Recherche
Chroniques
hommage à Pierre Boulez
Bartók par le Chicago Symphony Orchestra
Parce qu'on n'a pas tous les jours quatre-vingt ans, la Staatsoper de Berlin consacre cette année son festival à Pierre Boulez, invitant le Chicago Symphony Orchestra et l'Ensemble Intercontemporain à une célébration fastueuse à laquelle participent les formations maison : le Staatsopernchor et la Staatskapelle. Ainsi, Daniel Barenboim, directeur musical sous les tilleuls, dirigeait-il hier la soirée d'ouverture de ces quatre journées, rendant hommage à la musique française avec Ma mère l'Oye, la seconde suite de Daphnis et Chloé et la Rhapsodie espagnole de Ravel, dont il rendit une interprétation brillante et chatoyante, et au compositeur fêté en jouant Originel, la troisième partie de l'inachevée ...explosante fixe..., avec la complicité de Mathieu Dufour à la flûte. En trois soirs, la formation américaine donnera les concerti pour piano et orchestre de Béla Bartók, avec le concours de solistes différents. Ainsi Lang Lang offrait-il jeudi une version assez fantasque du n°2, tandis que Barenboim lui-même, quittant le pupitre, s'engage aujourd'hui dans le Premier, sous la direction de Boulez en personne (Mitsuko Uchida donnant le III demain).
Disons-le d'emblée : ce n'est sans doute pas ce que l'on retiendra de ces concerts, le pianiste se risquant à un exercice extrême qui requiert autant d'exactitude que d'énergie. Si l'Andante central affirme une lecture infiniment nuancée et exquisément précieuse, les premier et troisième mouvements ne bénéficient pas de la santé nécessaire. Le Chicago Symphony Orchestra, qui enregistra presque toute la musique de Bartók sous la battue boulézienne (Deutsche Grammophon), livre une interprétation relativement sage où se laisse admirer l'excellence de ses cuivres (III) et de son clarinettiste solo (II).
++++++
• Consigne:
Reproduis tel quel le passage de la chronique sur l'hommage à Pierre Boulez, depuis « Disons-le d'emblée : ce » jusqu'à « clarinettiste solo (II). » inclus.

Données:
++++++
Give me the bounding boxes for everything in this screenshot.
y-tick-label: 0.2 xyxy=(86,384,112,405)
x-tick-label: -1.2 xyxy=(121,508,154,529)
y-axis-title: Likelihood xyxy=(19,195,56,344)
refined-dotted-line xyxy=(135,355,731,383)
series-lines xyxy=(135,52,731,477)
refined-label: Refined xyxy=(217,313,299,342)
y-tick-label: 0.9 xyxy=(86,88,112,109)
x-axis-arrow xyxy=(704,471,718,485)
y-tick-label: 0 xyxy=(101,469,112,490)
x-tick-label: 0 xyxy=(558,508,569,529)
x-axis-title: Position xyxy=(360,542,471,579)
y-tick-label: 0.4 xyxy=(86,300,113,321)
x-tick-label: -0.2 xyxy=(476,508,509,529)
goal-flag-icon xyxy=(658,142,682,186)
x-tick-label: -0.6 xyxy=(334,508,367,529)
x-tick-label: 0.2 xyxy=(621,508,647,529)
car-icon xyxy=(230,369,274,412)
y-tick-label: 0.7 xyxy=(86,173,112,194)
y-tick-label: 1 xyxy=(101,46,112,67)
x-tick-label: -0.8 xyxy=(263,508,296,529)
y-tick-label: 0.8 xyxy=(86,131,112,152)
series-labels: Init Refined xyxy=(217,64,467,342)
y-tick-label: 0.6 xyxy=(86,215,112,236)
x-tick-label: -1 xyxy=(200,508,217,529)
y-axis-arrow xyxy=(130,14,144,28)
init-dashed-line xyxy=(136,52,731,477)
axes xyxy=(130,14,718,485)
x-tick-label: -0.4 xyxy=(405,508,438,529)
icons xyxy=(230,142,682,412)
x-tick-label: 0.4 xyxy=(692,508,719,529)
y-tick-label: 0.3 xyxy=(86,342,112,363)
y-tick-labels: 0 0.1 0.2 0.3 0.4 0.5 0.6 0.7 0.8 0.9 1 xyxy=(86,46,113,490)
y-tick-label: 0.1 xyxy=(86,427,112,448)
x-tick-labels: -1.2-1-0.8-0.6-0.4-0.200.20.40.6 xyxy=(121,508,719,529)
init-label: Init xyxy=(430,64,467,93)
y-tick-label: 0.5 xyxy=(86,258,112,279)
++++++
• Réponse:
Disons-le d'emblée : ce n'est sans doute pas ce que l'on retiendra de ces concerts, le pianiste se risquant à un exercice extrême qui requiert autant d'exactitude que d'énergie. Si l'Andante central affirme une lecture infiniment nuancée et exquisément précieuse, les premier et troisième mouvements ne bénéficient pas de la santé nécessaire. Le Chicago Symphony Orchestra, qui enregistra presque toute la musique de Bartók sous la battue boulézienne (Deutsche Grammophon), livre une interprétation relativement sage où se laisse admirer l'excellence de ses cuivres (III) et de son clarinettiste solo (II).